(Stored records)
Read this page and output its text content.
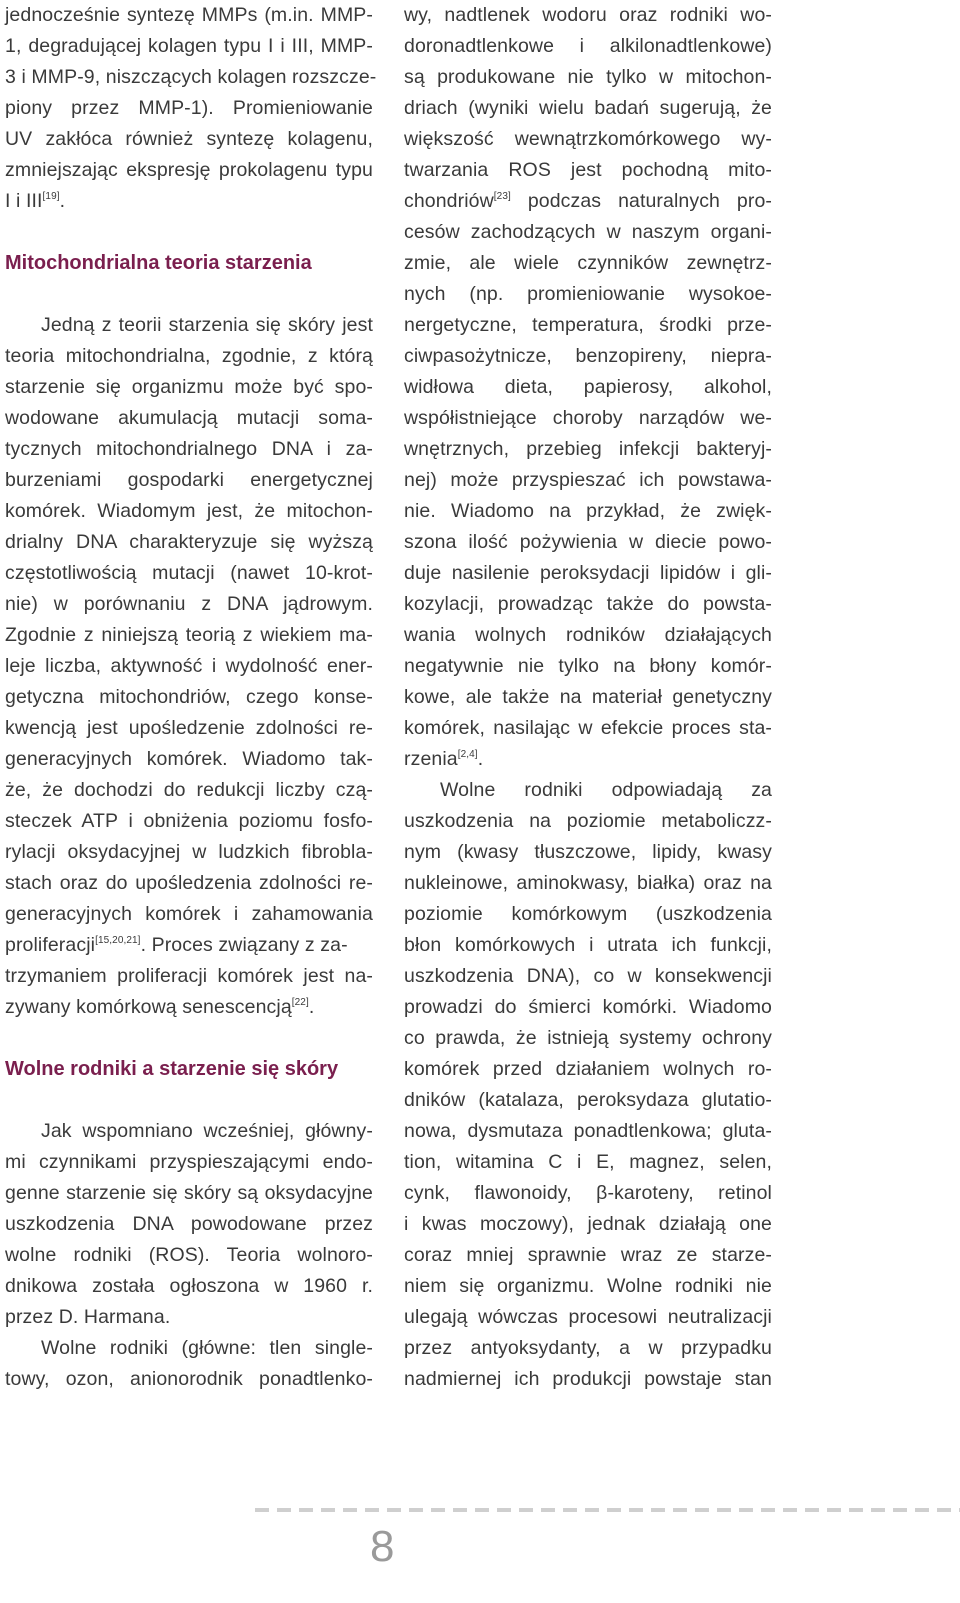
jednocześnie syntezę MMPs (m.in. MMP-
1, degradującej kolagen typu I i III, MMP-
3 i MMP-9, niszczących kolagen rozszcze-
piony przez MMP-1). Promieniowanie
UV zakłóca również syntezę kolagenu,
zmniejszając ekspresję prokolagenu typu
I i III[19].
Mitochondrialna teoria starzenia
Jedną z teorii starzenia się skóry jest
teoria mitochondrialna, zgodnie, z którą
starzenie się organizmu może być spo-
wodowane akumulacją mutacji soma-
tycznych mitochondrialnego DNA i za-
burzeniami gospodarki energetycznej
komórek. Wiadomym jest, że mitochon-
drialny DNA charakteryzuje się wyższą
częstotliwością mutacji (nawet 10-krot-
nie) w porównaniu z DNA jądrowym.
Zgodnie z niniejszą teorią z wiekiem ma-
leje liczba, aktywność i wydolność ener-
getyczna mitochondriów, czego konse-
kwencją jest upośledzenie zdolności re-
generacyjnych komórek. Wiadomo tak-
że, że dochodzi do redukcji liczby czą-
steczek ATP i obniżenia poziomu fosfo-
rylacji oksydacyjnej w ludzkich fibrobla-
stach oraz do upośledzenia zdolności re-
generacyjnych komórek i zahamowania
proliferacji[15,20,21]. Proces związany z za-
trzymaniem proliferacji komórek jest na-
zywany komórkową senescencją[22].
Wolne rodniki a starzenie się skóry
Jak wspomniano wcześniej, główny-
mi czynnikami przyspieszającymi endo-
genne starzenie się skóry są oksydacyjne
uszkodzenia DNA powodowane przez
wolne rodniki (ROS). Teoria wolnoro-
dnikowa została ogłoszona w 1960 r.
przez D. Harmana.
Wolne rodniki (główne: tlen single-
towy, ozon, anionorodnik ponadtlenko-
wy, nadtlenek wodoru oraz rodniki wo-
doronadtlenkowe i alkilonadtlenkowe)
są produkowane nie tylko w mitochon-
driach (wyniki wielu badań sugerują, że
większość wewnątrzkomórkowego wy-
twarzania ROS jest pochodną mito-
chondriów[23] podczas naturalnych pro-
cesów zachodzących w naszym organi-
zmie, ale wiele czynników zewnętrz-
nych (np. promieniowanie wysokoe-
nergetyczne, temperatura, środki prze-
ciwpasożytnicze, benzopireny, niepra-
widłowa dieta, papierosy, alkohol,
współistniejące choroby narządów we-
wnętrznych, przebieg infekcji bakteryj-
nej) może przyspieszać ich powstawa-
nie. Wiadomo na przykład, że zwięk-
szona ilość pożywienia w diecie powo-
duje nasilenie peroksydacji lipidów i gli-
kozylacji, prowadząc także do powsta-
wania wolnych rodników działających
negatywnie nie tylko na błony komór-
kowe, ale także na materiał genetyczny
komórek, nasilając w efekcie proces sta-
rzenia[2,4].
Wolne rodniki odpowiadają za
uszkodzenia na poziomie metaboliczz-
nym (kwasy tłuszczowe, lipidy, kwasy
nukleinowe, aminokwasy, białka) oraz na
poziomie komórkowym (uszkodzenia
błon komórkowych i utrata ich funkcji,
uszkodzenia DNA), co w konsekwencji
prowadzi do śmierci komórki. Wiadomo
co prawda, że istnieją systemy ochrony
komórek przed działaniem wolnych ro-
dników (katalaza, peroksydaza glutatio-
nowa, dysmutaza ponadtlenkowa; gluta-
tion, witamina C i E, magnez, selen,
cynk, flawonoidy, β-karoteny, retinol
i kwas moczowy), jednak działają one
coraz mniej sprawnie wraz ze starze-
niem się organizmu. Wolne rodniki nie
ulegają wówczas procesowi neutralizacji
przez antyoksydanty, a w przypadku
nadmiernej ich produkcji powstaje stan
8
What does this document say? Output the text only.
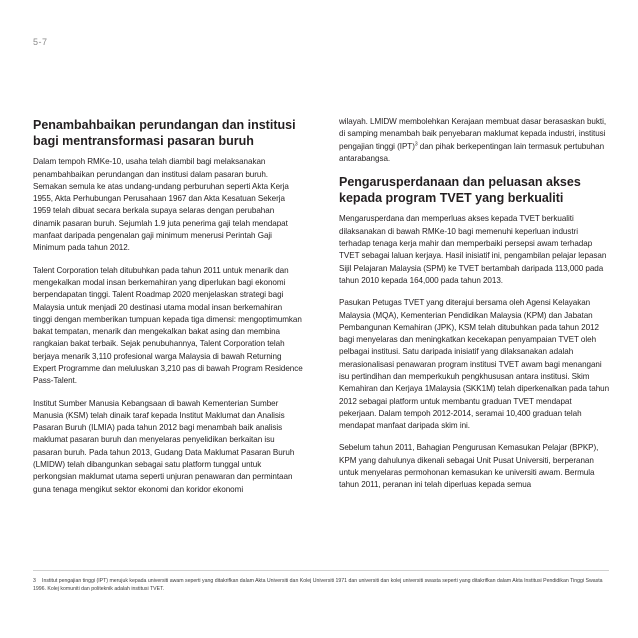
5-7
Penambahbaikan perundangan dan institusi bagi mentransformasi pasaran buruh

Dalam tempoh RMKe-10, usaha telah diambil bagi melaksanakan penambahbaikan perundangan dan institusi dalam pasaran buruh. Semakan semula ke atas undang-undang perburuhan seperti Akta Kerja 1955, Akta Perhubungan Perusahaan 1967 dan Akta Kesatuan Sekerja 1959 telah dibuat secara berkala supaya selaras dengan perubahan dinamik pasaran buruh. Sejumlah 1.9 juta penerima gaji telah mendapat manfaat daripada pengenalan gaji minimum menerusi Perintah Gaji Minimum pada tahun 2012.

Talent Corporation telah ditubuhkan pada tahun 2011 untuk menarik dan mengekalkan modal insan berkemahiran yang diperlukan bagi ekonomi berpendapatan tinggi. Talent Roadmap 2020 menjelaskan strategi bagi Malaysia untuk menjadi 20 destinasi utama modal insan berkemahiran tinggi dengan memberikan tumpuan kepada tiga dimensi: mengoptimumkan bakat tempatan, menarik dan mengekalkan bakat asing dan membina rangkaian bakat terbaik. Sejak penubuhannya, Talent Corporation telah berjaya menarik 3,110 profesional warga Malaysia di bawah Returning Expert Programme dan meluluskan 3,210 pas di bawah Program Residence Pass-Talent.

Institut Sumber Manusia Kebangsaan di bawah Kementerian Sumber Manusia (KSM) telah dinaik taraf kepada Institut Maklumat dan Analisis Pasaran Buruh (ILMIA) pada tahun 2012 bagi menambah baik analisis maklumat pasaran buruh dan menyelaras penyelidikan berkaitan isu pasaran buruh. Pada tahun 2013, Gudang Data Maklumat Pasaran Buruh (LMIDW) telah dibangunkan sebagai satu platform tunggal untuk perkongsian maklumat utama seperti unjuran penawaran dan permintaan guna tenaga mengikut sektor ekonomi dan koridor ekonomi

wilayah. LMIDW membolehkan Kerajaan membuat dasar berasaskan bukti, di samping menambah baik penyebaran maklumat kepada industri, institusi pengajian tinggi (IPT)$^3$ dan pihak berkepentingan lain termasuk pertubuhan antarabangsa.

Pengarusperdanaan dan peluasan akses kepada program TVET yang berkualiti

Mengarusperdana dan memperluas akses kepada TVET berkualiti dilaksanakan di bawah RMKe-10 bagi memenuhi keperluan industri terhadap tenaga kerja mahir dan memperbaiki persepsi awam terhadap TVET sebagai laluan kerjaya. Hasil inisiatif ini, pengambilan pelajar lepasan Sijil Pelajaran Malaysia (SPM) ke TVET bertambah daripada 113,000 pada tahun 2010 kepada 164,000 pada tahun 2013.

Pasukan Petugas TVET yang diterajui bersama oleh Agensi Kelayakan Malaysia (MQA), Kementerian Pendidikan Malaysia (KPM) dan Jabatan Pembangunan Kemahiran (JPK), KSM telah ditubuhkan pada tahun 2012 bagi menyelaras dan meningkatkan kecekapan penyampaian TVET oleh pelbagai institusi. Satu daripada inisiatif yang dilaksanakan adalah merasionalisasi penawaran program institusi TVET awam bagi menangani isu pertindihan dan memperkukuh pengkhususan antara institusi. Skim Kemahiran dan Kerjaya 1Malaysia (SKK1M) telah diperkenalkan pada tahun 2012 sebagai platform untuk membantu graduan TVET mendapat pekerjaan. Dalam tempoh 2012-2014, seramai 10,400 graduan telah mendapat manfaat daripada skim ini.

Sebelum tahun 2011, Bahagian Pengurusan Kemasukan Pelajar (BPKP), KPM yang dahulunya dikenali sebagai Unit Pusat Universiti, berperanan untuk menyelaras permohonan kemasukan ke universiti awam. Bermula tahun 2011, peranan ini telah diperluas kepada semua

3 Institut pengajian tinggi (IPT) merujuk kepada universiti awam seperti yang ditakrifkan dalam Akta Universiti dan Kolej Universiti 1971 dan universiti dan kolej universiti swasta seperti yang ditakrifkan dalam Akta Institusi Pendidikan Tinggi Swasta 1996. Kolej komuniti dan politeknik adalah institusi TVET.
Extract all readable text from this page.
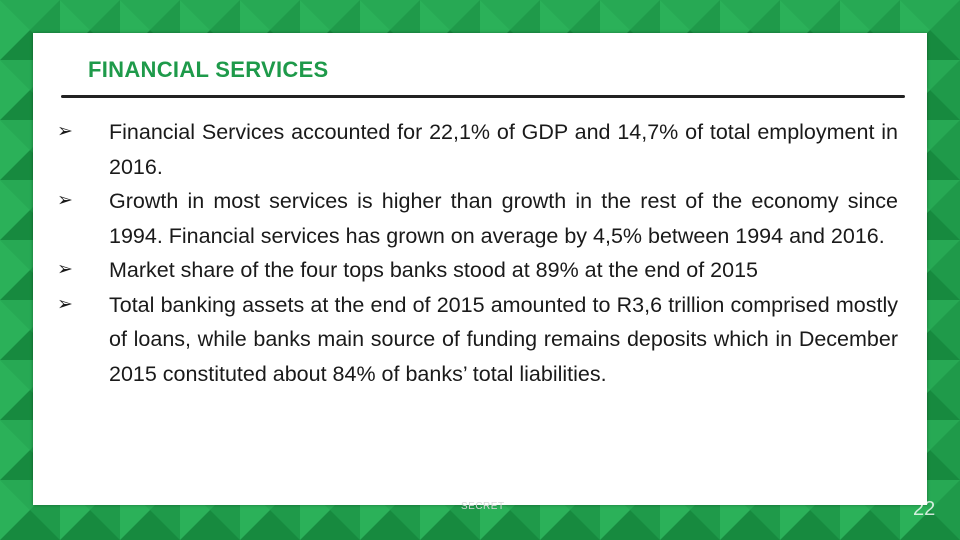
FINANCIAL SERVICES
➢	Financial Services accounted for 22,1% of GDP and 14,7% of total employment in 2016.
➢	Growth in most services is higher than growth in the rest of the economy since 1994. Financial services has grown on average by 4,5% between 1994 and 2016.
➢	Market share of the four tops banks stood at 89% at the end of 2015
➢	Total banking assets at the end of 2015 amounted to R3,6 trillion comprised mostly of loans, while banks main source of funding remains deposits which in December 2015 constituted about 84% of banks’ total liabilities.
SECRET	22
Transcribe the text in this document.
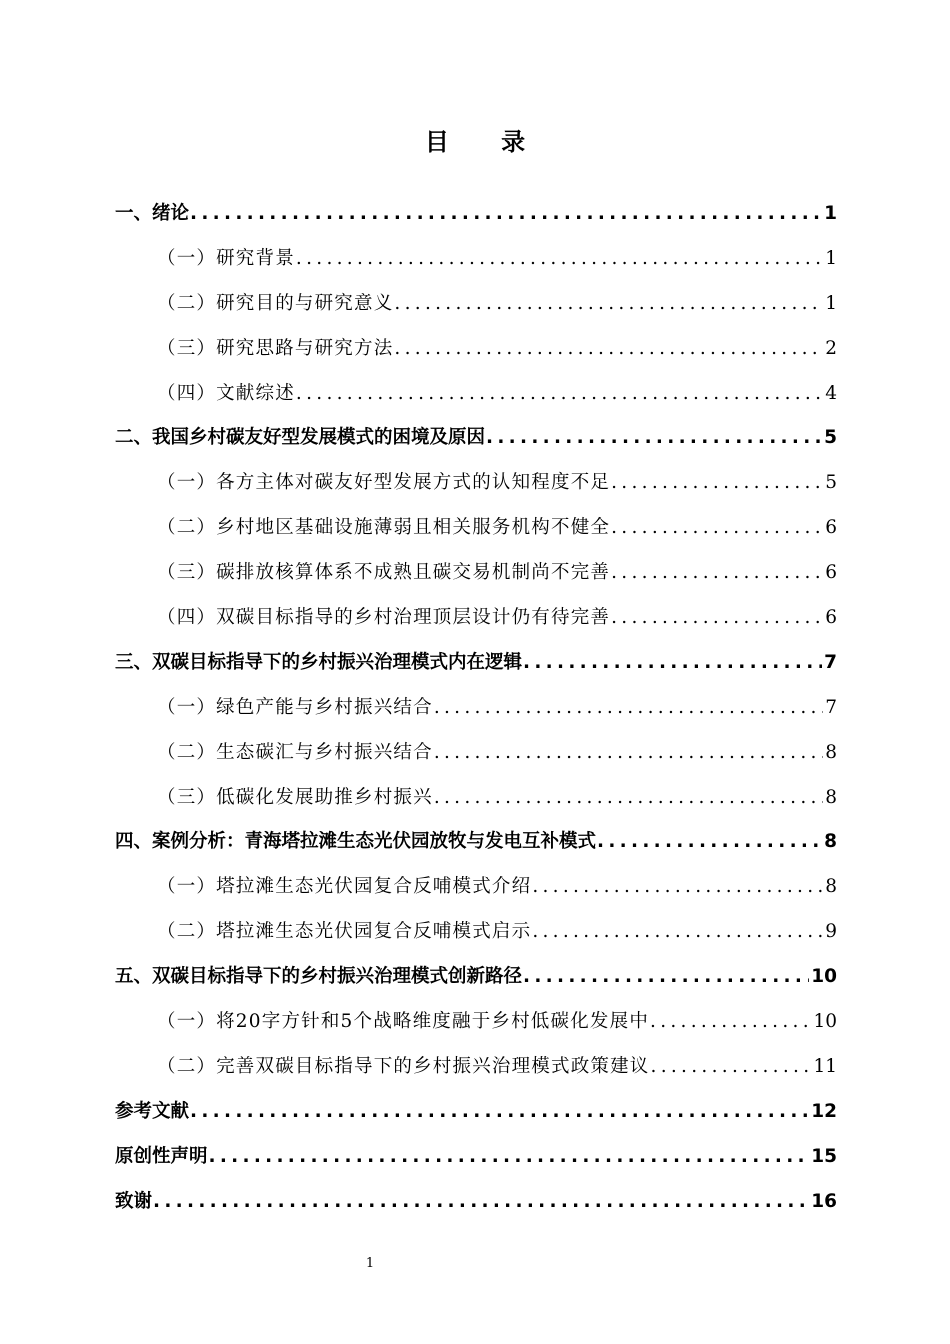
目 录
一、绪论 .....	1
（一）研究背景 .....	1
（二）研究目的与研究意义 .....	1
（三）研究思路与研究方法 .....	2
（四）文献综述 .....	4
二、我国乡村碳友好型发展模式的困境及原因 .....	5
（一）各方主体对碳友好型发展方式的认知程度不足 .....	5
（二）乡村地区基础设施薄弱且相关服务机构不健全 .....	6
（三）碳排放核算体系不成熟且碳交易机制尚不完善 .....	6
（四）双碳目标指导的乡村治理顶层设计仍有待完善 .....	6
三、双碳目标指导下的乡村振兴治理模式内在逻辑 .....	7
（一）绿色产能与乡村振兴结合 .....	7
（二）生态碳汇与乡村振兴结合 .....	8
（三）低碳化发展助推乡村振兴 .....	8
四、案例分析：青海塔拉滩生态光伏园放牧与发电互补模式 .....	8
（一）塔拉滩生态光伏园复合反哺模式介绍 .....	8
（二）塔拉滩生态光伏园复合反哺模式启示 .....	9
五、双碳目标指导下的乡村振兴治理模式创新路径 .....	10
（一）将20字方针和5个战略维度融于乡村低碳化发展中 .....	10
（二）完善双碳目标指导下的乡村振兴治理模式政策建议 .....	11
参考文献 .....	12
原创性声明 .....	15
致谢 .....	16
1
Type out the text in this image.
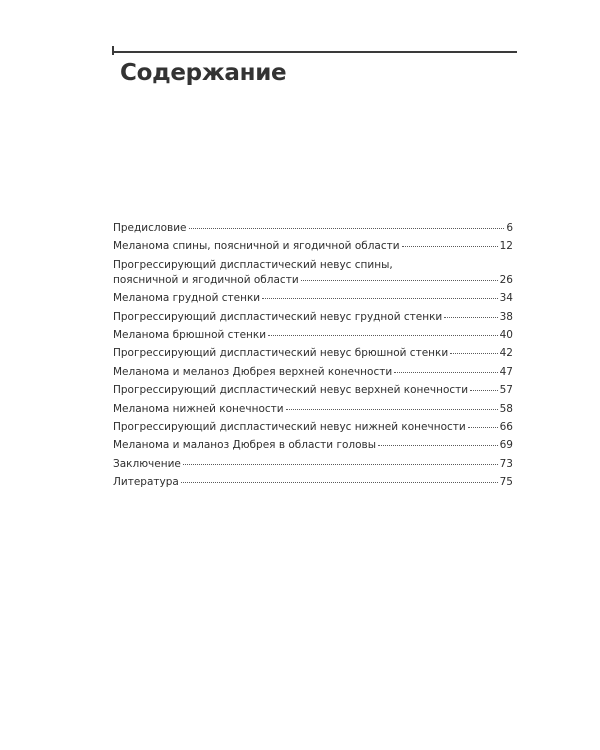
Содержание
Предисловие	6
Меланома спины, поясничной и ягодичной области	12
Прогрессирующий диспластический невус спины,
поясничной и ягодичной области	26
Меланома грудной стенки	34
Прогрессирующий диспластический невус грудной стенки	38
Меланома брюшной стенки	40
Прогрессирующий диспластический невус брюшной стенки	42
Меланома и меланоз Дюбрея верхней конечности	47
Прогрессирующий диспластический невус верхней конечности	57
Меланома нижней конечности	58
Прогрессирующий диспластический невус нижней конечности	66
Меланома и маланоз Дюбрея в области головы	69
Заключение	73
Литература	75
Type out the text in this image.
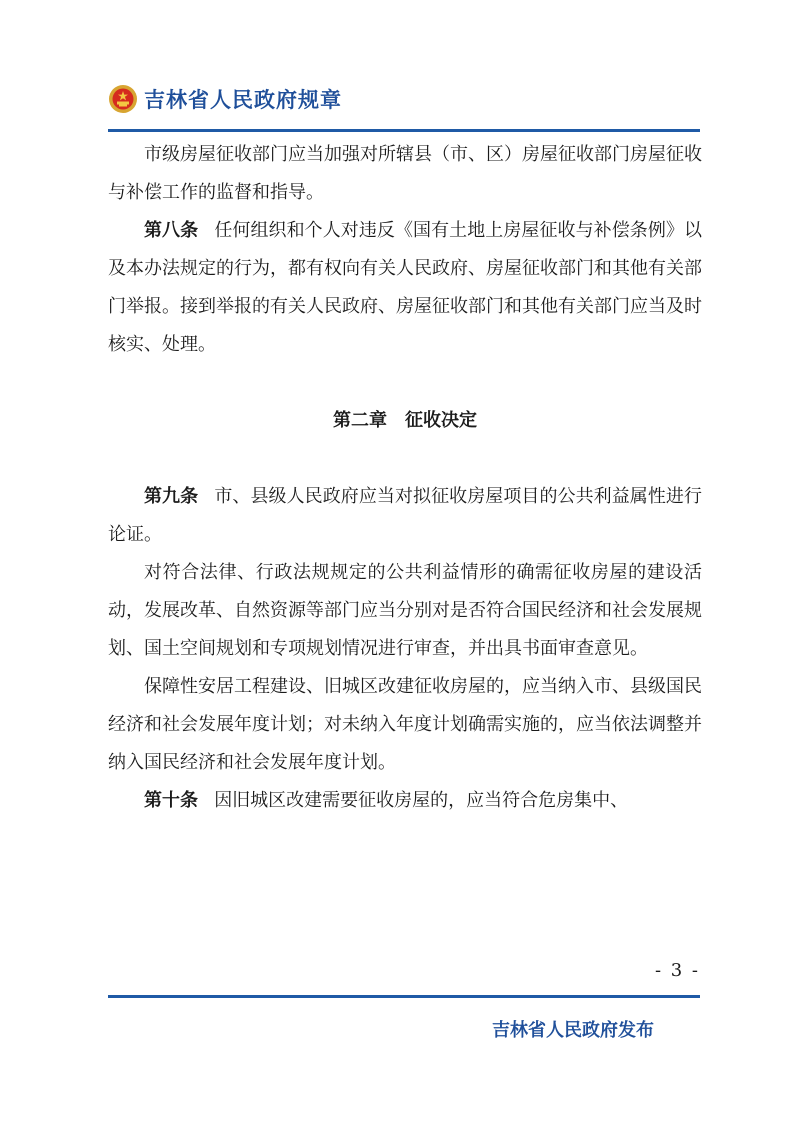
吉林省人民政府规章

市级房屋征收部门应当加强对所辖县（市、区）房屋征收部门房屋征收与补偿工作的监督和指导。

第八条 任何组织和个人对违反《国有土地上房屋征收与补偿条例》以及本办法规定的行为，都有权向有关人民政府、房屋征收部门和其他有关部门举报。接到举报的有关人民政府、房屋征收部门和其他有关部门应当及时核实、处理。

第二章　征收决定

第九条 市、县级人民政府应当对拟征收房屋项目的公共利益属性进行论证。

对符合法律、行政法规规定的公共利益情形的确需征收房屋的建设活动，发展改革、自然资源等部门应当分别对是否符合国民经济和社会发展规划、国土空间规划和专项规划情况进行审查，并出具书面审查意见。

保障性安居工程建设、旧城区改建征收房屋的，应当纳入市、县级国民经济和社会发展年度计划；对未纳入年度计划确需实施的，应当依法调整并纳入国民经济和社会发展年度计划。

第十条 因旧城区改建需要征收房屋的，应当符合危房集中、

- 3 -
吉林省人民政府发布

Work to be completed
Return all lines containing the word "proliferacji".

Answer to this task
proliferacji[15,20,21]. Proces związany z za-
trzymaniem proliferacji komórek jest na-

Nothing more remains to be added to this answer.